Work to be completed ▸
Locate all lines with the word "title" and copy them out.
----------
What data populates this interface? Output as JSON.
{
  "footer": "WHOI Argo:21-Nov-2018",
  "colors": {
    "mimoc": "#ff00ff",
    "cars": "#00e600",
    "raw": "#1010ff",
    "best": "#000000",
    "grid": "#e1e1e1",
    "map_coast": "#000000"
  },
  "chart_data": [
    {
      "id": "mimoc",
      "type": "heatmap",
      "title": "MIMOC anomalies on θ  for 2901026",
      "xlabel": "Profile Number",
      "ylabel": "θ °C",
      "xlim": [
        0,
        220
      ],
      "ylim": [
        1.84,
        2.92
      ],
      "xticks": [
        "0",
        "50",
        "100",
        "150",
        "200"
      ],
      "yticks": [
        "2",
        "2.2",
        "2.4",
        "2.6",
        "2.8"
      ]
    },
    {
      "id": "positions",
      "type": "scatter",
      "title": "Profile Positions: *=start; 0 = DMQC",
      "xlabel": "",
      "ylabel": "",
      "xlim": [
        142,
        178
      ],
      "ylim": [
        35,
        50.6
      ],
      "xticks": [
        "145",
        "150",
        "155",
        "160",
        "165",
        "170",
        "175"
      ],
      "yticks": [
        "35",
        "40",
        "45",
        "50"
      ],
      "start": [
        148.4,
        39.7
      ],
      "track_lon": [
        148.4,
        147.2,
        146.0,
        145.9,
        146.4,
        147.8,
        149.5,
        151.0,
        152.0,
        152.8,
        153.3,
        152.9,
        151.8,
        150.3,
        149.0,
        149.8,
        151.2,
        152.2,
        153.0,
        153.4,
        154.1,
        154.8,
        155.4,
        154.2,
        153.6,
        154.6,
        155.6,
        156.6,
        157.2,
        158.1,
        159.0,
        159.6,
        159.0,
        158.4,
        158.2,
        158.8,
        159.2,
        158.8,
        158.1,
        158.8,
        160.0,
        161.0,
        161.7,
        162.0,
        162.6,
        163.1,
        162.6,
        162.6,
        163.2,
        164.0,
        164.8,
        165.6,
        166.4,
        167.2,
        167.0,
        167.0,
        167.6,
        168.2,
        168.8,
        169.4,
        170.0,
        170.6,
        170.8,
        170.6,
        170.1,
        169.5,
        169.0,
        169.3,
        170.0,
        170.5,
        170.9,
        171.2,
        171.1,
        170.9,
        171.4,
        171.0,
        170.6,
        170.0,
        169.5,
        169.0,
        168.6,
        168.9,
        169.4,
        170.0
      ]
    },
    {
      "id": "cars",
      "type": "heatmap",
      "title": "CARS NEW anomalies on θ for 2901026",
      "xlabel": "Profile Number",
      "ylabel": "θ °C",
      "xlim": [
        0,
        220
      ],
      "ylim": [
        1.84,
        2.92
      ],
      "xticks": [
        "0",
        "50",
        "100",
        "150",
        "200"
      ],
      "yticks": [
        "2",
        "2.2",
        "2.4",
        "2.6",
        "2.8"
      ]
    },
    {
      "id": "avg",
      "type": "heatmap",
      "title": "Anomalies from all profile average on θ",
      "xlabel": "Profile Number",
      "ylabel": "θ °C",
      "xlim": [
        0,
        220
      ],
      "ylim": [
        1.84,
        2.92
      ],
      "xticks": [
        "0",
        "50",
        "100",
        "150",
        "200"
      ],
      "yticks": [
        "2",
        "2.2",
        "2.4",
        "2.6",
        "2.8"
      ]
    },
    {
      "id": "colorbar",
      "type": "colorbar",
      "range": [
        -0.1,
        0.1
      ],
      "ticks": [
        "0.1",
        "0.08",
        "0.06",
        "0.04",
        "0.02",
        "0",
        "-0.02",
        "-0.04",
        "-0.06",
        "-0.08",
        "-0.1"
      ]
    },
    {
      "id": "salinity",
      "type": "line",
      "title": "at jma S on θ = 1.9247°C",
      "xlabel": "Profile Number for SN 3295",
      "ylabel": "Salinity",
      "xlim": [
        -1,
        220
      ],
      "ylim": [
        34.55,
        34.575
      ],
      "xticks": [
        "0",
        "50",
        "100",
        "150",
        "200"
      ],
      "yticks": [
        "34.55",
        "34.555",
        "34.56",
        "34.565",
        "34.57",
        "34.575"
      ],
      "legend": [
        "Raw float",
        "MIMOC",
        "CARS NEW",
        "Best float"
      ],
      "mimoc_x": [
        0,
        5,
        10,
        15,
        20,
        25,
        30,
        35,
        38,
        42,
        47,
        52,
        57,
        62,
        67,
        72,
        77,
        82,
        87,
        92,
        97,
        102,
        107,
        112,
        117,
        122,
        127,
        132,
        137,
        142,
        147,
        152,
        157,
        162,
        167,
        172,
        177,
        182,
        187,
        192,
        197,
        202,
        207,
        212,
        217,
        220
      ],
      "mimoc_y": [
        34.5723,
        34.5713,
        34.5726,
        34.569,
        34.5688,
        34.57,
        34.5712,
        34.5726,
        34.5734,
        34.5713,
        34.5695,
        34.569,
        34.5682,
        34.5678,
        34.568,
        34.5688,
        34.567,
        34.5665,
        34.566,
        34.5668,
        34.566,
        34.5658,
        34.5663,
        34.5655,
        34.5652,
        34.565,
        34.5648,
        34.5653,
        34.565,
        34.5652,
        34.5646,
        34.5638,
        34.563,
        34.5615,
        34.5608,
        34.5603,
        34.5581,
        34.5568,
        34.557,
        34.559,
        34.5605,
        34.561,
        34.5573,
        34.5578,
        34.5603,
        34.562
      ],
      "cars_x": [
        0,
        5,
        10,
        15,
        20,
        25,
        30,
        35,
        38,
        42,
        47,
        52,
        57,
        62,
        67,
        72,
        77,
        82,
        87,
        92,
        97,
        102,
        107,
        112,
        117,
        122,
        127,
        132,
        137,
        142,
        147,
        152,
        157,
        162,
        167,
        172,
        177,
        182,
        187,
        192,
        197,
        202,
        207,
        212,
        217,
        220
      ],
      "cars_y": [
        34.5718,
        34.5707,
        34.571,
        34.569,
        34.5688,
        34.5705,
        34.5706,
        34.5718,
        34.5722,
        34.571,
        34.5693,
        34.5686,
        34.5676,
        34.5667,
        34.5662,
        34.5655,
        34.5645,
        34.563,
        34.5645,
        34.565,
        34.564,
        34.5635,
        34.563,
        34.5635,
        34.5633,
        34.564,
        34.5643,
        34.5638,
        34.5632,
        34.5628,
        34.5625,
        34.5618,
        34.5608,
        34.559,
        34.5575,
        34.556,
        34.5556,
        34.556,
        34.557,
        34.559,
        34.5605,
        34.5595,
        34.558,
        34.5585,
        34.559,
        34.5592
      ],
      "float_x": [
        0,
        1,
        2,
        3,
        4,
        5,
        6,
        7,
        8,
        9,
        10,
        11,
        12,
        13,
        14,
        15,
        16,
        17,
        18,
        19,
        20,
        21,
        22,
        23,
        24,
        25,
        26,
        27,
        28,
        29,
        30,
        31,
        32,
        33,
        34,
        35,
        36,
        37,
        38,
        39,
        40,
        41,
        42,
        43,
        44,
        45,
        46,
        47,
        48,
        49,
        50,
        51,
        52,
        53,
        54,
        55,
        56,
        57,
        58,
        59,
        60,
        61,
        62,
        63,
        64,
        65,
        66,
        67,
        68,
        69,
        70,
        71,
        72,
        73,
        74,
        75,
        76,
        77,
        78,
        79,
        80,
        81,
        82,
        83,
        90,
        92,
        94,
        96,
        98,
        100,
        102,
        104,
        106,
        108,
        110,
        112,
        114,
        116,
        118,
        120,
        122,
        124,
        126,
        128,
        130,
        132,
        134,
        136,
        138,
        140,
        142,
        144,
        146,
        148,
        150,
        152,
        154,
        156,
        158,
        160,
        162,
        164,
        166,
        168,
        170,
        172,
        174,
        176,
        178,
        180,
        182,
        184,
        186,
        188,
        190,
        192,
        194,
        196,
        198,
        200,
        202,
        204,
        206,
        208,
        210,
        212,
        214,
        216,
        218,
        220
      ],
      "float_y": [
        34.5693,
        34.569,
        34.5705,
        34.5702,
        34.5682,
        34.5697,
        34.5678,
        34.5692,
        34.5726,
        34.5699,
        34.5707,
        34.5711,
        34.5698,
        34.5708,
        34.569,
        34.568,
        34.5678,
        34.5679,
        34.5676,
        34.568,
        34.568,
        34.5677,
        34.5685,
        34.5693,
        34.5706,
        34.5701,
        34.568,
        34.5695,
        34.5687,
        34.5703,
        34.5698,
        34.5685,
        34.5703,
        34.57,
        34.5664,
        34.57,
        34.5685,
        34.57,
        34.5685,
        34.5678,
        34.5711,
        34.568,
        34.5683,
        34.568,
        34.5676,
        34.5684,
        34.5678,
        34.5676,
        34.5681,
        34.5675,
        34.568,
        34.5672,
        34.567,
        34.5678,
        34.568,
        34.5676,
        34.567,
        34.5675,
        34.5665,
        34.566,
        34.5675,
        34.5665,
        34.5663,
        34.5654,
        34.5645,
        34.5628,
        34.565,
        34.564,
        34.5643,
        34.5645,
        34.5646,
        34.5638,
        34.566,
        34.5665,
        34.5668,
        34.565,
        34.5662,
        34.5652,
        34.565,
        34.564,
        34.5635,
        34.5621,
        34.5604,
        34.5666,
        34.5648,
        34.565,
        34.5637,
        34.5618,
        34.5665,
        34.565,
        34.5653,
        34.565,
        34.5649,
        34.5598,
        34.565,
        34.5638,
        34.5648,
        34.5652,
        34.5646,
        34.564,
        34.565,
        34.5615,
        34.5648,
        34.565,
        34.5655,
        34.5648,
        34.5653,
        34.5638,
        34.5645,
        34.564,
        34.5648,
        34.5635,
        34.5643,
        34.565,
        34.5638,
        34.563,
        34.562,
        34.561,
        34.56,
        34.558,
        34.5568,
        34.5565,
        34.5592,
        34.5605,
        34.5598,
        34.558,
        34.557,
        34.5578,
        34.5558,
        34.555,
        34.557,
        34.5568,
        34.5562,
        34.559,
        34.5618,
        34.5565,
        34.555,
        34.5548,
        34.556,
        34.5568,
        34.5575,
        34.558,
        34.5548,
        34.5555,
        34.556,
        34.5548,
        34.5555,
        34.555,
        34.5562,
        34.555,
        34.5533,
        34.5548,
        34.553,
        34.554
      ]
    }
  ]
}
----------
Solution ▸
      "title": "MIMOC anomalies on θ  for 2901026",
      "title": "Profile Positions: *=start; 0 = DMQC",
      "title": "CARS NEW anomalies on θ for 2901026",
      "title": "Anomalies from all profile average on θ",
      "title": "at jma S on θ = 1.9247°C",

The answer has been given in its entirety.